-- Exercise objective --
Restate the whole of the material. Keep every word, and drop the pictures.

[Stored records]
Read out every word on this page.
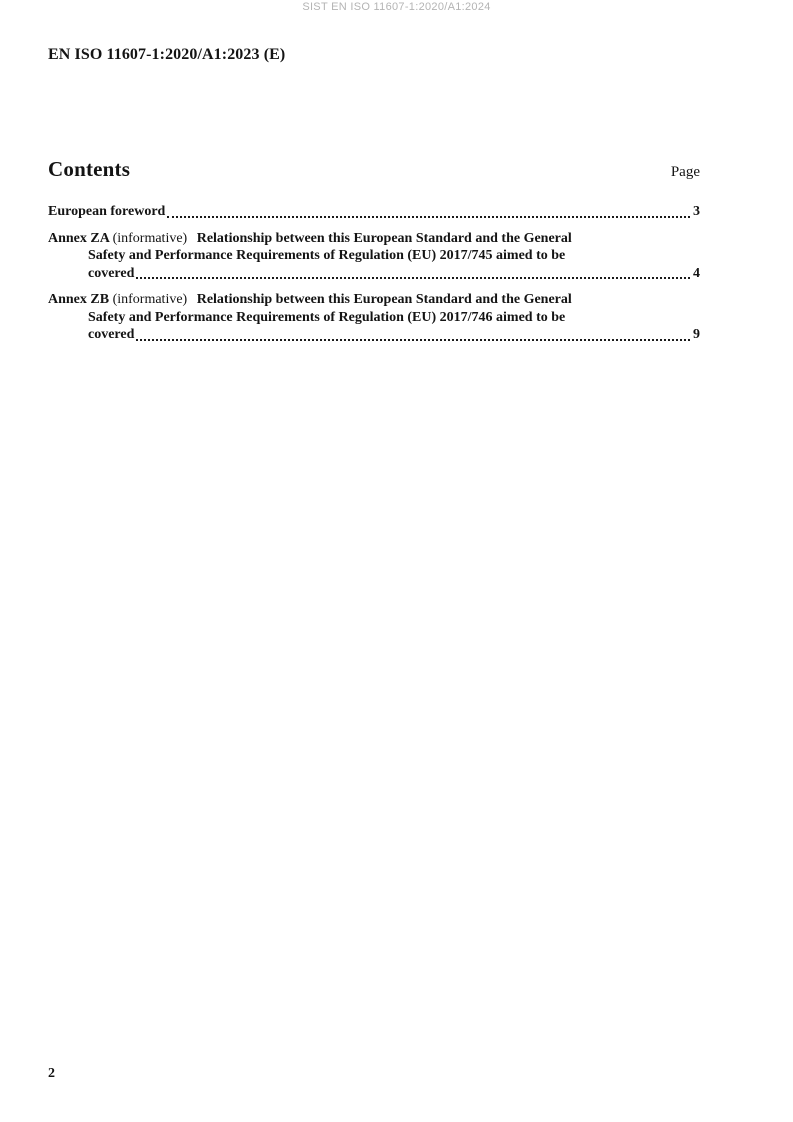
SIST EN ISO 11607-1:2020/A1:2024
EN ISO 11607-1:2020/A1:2023 (E)
Contents	Page
European foreword	3
Annex ZA (informative) Relationship between this European Standard and the General
Safety and Performance Requirements of Regulation (EU) 2017/745 aimed to be
covered	4
Annex ZB (informative) Relationship between this European Standard and the General
Safety and Performance Requirements of Regulation (EU) 2017/746 aimed to be
covered	9
2
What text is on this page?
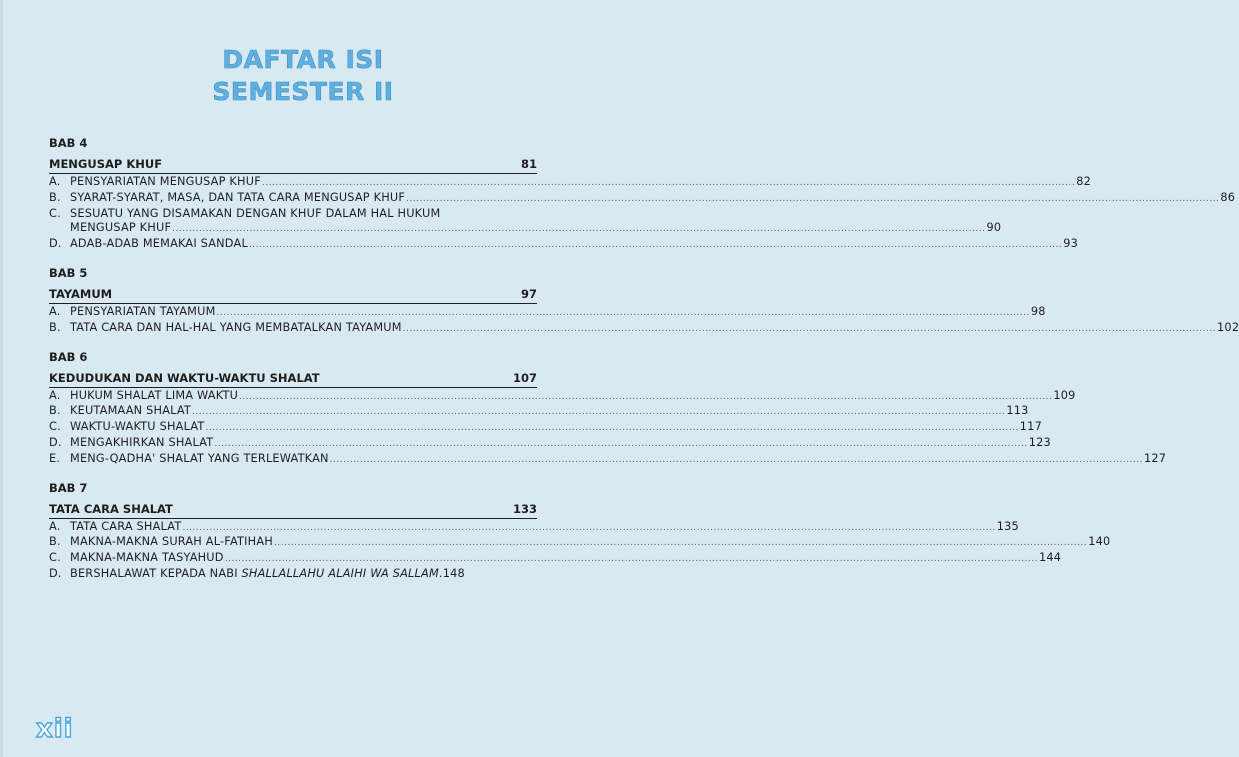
DAFTAR ISI
SEMESTER II
BAB 4
MENGUSAP KHUF	81
A. PENSYARIATAN MENGUSAP KHUF .....	82
B. SYARAT-SYARAT, MASA, DAN TATA CARA MENGUSAP KHUF .....	86
C. SESUATU YANG DISAMAKAN DENGAN KHUF DALAM HAL HUKUM
MENGUSAP KHUF .....	90
D. ADAB-ADAB MEMAKAI SANDAL .....	93
BAB 5
TAYAMUM	97
A. PENSYARIATAN TAYAMUM .....	98
B. TATA CARA DAN HAL-HAL YANG MEMBATALKAN TAYAMUM .....	102
BAB 6
KEDUDUKAN DAN WAKTU-WAKTU SHALAT	107
A. HUKUM SHALAT LIMA WAKTU .....	109
B. KEUTAMAAN SHALAT .....	113
C. WAKTU-WAKTU SHALAT .....	117
D. MENGAKHIRKAN SHALAT .....	123
E. MENG-QADHA' SHALAT YANG TERLEWATKAN .....	127
BAB 7
TATA CARA SHALAT	133
A. TATA CARA SHALAT .....	135
B. MAKNA-MAKNA SURAH AL-FATIHAH .....	140
C. MAKNA-MAKNA TASYAHUD .....	144
D. BERSHALAWAT KEPADA NABI SHALLALLAHU ALAIHI WA SALLAM. 148
xii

-- Complete output --
Read out every word on this page.
SIST EN ISO 11607-1:2020/A1:2024
EN ISO 11607-1:2020/A1:2023 (E)
Contents	Page
European foreword	3
Annex ZA (informative) Relationship between this European Standard and the General
Safety and Performance Requirements of Regulation (EU) 2017/745 aimed to be
covered	4
Annex ZB (informative) Relationship between this European Standard and the General
Safety and Performance Requirements of Regulation (EU) 2017/746 aimed to be
covered	9
2
What text is on this page?
DAFTAR ISI
SEMESTER II
BAB 4
MENGUSAP KHUF	81
A. PENSYARIATAN MENGUSAP KHUF .....	82
B. SYARAT-SYARAT, MASA, DAN TATA CARA MENGUSAP KHUF .....	86
C. SESUATU YANG DISAMAKAN DENGAN KHUF DALAM HAL HUKUM
MENGUSAP KHUF .....	90
D. ADAB-ADAB MEMAKAI SANDAL .....	93
BAB 5
TAYAMUM	97
A. PENSYARIATAN TAYAMUM .....	98
B. TATA CARA DAN HAL-HAL YANG MEMBATALKAN TAYAMUM .....	102
BAB 6
KEDUDUKAN DAN WAKTU-WAKTU SHALAT	107
A. HUKUM SHALAT LIMA WAKTU .....	109
B. KEUTAMAAN SHALAT .....	113
C. WAKTU-WAKTU SHALAT .....	117
D. MENGAKHIRKAN SHALAT .....	123
E. MENG-QADHA' SHALAT YANG TERLEWATKAN .....	127
BAB 7
TATA CARA SHALAT	133
A. TATA CARA SHALAT .....	135
B. MAKNA-MAKNA SURAH AL-FATIHAH .....	140
C. MAKNA-MAKNA TASYAHUD .....	144
D. BERSHALAWAT KEPADA NABI SHALLALLAHU ALAIHI WA SALLAM. 148
xii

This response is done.